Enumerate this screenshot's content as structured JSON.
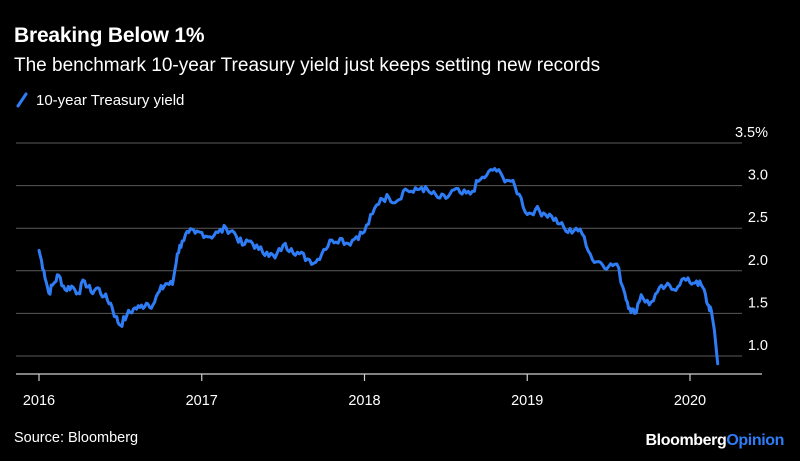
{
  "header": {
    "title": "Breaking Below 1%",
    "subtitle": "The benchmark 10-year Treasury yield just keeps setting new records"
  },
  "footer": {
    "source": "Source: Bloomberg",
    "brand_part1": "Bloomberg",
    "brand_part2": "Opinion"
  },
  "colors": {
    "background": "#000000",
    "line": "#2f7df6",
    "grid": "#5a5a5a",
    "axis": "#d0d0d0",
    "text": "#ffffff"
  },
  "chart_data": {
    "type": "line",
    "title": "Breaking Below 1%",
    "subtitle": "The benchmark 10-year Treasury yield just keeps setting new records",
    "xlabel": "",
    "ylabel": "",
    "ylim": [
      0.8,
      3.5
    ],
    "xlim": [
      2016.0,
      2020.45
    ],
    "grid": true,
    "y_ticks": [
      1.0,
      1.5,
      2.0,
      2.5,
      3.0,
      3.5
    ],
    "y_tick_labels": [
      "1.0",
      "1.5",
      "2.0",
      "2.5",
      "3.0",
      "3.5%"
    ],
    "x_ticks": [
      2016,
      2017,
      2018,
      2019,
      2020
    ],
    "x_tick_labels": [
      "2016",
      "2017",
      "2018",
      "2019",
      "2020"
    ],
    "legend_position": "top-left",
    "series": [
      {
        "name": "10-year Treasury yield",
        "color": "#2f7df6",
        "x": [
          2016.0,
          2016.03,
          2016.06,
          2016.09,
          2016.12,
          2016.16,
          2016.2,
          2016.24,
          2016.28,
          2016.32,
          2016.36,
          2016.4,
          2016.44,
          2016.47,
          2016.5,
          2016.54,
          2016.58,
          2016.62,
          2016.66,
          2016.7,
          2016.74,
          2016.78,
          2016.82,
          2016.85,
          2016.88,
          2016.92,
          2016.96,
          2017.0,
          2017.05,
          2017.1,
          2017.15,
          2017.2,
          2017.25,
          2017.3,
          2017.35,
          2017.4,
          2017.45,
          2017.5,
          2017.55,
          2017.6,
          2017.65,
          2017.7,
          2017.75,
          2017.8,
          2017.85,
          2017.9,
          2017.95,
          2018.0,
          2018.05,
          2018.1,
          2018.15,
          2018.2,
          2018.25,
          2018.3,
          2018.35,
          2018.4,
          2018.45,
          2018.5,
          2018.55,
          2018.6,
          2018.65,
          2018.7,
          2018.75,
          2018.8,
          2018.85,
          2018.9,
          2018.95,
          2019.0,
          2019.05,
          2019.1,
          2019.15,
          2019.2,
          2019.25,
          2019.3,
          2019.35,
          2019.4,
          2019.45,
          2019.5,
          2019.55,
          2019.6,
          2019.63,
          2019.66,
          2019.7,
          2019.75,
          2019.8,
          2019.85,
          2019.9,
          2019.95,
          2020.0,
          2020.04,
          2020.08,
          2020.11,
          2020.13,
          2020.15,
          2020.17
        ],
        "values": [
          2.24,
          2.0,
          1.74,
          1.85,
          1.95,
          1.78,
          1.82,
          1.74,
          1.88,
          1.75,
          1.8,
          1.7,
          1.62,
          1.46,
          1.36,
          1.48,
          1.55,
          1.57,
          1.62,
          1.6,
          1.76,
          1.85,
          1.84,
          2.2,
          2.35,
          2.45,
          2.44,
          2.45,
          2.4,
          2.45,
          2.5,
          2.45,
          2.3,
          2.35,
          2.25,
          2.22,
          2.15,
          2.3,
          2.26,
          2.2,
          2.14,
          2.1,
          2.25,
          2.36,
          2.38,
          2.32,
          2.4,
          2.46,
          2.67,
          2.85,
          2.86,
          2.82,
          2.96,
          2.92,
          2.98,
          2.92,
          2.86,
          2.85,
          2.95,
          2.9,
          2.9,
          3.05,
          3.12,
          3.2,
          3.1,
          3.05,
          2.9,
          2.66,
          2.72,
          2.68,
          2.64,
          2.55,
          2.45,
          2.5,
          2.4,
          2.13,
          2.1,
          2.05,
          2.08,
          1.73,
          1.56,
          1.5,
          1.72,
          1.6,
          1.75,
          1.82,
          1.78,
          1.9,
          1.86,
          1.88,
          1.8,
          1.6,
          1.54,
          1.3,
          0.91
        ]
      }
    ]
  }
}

○ ○ ○ ○ ○

- **What to produce**
Restate the whole listing above exactly, except for its images.

- **Worked solution**
Enumerate this screenshot's content as structured JSON.
{
  "header": {
    "title": "Breaking Below 1%",
    "subtitle": "The benchmark 10-year Treasury yield just keeps setting new records"
  },
  "footer": {
    "source": "Source: Bloomberg",
    "brand_part1": "Bloomberg",
    "brand_part2": "Opinion"
  },
  "colors": {
    "background": "#000000",
    "line": "#2f7df6",
    "grid": "#5a5a5a",
    "axis": "#d0d0d0",
    "text": "#ffffff"
  },
  "chart_data": {
    "type": "line",
    "title": "Breaking Below 1%",
    "subtitle": "The benchmark 10-year Treasury yield just keeps setting new records",
    "xlabel": "",
    "ylabel": "",
    "ylim": [
      0.8,
      3.5
    ],
    "xlim": [
      2016.0,
      2020.45
    ],
    "grid": true,
    "y_ticks": [
      1.0,
      1.5,
      2.0,
      2.5,
      3.0,
      3.5
    ],
    "y_tick_labels": [
      "1.0",
      "1.5",
      "2.0",
      "2.5",
      "3.0",
      "3.5%"
    ],
    "x_ticks": [
      2016,
      2017,
      2018,
      2019,
      2020
    ],
    "x_tick_labels": [
      "2016",
      "2017",
      "2018",
      "2019",
      "2020"
    ],
    "legend_position": "top-left",
    "series": [
      {
        "name": "10-year Treasury yield",
        "color": "#2f7df6",
        "x": [
          2016.0,
          2016.03,
          2016.06,
          2016.09,
          2016.12,
          2016.16,
          2016.2,
          2016.24,
          2016.28,
          2016.32,
          2016.36,
          2016.4,
          2016.44,
          2016.47,
          2016.5,
          2016.54,
          2016.58,
          2016.62,
          2016.66,
          2016.7,
          2016.74,
          2016.78,
          2016.82,
          2016.85,
          2016.88,
          2016.92,
          2016.96,
          2017.0,
          2017.05,
          2017.1,
          2017.15,
          2017.2,
          2017.25,
          2017.3,
          2017.35,
          2017.4,
          2017.45,
          2017.5,
          2017.55,
          2017.6,
          2017.65,
          2017.7,
          2017.75,
          2017.8,
          2017.85,
          2017.9,
          2017.95,
          2018.0,
          2018.05,
          2018.1,
          2018.15,
          2018.2,
          2018.25,
          2018.3,
          2018.35,
          2018.4,
          2018.45,
          2018.5,
          2018.55,
          2018.6,
          2018.65,
          2018.7,
          2018.75,
          2018.8,
          2018.85,
          2018.9,
          2018.95,
          2019.0,
          2019.05,
          2019.1,
          2019.15,
          2019.2,
          2019.25,
          2019.3,
          2019.35,
          2019.4,
          2019.45,
          2019.5,
          2019.55,
          2019.6,
          2019.63,
          2019.66,
          2019.7,
          2019.75,
          2019.8,
          2019.85,
          2019.9,
          2019.95,
          2020.0,
          2020.04,
          2020.08,
          2020.11,
          2020.13,
          2020.15,
          2020.17
        ],
        "values": [
          2.24,
          2.0,
          1.74,
          1.85,
          1.95,
          1.78,
          1.82,
          1.74,
          1.88,
          1.75,
          1.8,
          1.7,
          1.62,
          1.46,
          1.36,
          1.48,
          1.55,
          1.57,
          1.62,
          1.6,
          1.76,
          1.85,
          1.84,
          2.2,
          2.35,
          2.45,
          2.44,
          2.45,
          2.4,
          2.45,
          2.5,
          2.45,
          2.3,
          2.35,
          2.25,
          2.22,
          2.15,
          2.3,
          2.26,
          2.2,
          2.14,
          2.1,
          2.25,
          2.36,
          2.38,
          2.32,
          2.4,
          2.46,
          2.67,
          2.85,
          2.86,
          2.82,
          2.96,
          2.92,
          2.98,
          2.92,
          2.86,
          2.85,
          2.95,
          2.9,
          2.9,
          3.05,
          3.12,
          3.2,
          3.1,
          3.05,
          2.9,
          2.66,
          2.72,
          2.68,
          2.64,
          2.55,
          2.45,
          2.5,
          2.4,
          2.13,
          2.1,
          2.05,
          2.08,
          1.73,
          1.56,
          1.5,
          1.72,
          1.6,
          1.75,
          1.82,
          1.78,
          1.9,
          1.86,
          1.88,
          1.8,
          1.6,
          1.54,
          1.3,
          0.91
        ]
      }
    ]
  }
}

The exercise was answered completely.